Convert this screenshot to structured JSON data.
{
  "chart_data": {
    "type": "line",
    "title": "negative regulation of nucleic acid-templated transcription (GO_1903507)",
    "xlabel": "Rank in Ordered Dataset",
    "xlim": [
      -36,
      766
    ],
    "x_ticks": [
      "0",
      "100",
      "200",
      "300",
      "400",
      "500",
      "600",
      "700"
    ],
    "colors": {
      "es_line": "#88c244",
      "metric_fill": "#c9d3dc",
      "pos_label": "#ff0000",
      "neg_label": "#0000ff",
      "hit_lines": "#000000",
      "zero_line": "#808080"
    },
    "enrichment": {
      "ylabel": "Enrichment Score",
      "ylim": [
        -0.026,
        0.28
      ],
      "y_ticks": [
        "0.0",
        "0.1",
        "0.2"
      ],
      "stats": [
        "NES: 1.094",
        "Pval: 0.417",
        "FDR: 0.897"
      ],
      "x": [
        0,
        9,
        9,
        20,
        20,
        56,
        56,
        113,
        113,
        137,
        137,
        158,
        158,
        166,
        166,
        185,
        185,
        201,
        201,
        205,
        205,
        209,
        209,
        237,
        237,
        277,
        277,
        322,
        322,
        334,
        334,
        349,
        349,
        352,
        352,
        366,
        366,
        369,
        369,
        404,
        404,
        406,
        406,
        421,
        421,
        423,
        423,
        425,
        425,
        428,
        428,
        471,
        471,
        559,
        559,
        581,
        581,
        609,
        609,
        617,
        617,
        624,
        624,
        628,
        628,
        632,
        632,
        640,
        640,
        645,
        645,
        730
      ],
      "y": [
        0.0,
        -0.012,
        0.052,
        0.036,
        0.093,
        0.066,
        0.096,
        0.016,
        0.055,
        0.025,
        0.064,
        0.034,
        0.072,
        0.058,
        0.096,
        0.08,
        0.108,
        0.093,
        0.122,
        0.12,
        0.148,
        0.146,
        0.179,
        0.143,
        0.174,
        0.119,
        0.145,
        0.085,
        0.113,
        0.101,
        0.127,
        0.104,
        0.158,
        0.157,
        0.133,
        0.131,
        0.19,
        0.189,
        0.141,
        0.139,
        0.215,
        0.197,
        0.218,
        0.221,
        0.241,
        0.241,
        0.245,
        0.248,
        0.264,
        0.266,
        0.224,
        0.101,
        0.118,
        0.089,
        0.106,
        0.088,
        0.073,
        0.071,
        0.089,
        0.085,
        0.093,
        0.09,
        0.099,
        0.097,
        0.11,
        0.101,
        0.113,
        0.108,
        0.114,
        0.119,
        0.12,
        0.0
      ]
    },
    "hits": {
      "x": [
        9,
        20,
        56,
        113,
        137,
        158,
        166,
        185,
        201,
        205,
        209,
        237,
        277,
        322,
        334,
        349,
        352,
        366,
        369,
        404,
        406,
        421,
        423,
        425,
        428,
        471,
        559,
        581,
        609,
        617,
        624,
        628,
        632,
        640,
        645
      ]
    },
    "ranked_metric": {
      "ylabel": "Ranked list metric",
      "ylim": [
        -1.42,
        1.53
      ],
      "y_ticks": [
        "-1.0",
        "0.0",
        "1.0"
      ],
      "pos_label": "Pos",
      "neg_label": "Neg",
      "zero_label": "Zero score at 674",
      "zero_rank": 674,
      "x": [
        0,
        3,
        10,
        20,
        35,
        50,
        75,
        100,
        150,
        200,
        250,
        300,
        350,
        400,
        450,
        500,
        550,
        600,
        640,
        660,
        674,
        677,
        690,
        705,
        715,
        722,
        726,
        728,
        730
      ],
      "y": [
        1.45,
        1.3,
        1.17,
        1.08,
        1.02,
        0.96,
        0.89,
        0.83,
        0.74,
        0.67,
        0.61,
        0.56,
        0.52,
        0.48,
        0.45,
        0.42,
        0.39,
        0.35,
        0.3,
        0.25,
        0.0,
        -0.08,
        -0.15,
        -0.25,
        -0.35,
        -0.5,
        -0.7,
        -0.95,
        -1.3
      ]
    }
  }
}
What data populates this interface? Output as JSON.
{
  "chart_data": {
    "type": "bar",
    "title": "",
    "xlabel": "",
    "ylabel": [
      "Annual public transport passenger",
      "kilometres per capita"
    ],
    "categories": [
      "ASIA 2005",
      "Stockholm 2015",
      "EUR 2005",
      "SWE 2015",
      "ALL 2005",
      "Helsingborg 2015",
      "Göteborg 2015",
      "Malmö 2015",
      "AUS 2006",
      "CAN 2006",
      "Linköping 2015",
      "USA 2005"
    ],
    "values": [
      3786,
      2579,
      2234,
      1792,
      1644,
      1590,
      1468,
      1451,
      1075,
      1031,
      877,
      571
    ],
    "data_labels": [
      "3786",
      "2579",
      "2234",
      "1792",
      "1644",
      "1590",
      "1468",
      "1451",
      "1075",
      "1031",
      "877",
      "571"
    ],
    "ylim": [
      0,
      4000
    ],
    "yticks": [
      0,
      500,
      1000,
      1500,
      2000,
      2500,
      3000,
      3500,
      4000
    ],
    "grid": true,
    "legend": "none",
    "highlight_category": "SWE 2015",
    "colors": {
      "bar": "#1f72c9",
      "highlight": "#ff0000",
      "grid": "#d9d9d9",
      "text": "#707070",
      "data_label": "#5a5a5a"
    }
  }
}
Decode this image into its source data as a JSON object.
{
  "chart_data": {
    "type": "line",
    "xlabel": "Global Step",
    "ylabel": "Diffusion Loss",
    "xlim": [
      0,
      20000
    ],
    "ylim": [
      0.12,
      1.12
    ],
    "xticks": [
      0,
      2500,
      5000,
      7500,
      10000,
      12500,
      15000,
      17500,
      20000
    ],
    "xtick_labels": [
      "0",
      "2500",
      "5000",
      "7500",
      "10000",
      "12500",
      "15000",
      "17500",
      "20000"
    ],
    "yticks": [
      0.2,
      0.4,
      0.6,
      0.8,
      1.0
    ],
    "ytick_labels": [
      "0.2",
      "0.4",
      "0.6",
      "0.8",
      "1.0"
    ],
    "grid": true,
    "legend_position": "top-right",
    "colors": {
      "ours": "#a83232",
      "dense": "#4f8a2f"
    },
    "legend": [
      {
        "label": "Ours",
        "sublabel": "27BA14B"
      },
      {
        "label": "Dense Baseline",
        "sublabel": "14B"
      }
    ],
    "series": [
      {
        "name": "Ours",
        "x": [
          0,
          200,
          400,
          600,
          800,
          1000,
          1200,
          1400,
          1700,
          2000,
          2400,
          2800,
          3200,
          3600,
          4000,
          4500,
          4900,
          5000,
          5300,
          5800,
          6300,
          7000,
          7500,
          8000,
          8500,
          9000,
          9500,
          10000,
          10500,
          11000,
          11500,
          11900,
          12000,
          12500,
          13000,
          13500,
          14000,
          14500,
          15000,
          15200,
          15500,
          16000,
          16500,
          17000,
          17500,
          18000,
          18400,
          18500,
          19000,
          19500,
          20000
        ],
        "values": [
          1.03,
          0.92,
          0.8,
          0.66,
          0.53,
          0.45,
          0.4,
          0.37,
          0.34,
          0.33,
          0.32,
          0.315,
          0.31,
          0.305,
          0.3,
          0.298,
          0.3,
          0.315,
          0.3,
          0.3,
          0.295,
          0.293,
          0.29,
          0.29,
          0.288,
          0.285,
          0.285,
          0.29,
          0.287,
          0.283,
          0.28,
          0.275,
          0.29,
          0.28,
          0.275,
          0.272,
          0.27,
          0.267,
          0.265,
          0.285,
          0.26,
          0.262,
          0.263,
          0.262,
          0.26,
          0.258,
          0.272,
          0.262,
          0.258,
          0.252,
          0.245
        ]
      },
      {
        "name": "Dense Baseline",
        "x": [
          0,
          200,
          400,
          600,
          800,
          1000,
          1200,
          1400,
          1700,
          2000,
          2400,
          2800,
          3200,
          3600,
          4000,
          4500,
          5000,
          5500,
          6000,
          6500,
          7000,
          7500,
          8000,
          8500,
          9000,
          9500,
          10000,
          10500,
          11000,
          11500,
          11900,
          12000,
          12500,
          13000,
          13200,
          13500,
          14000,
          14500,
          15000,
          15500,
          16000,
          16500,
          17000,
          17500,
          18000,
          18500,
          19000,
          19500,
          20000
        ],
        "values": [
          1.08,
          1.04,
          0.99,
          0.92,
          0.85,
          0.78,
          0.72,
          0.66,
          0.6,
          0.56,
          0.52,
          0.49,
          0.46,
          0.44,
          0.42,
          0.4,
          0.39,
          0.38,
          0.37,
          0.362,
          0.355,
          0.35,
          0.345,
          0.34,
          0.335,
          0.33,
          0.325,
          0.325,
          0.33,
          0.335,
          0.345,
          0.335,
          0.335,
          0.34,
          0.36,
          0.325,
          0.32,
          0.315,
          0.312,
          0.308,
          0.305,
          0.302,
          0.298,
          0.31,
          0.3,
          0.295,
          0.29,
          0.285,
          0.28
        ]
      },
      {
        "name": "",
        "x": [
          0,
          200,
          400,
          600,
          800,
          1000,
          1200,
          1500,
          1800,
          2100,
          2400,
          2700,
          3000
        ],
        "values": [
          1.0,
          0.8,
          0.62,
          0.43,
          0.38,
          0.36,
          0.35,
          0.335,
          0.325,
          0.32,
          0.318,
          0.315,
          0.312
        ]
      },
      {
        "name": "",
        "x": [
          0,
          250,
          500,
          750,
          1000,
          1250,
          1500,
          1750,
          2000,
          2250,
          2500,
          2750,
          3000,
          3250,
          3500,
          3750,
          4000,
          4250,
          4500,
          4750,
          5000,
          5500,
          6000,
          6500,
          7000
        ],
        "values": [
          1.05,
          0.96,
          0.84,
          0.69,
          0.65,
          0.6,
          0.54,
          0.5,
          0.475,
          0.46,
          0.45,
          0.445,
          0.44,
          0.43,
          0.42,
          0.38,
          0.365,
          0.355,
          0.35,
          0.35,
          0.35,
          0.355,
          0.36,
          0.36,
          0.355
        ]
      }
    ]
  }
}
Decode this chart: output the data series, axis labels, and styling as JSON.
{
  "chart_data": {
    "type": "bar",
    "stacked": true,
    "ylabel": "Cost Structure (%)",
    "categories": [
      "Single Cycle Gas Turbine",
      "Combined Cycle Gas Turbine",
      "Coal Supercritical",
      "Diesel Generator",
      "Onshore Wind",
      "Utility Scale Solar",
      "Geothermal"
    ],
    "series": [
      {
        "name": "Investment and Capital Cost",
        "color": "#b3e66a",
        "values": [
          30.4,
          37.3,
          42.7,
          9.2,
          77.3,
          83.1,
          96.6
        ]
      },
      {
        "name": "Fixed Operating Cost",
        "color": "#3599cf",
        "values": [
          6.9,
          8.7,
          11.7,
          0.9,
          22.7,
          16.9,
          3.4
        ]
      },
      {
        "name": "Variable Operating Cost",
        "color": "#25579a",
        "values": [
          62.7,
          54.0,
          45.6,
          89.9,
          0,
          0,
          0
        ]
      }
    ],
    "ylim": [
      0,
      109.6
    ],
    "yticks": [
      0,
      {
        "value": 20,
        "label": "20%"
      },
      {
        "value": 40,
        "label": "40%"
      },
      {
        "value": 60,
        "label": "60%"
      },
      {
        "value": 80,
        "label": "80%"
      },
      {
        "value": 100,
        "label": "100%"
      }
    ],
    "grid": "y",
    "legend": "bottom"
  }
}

-*-

■ **Set problem**: Look through the material above and pick out each line holding the word "Operating".

■ **Exercise solution**:
        "name": "Fixed Operating Cost",
        "name": "Variable Operating Cost",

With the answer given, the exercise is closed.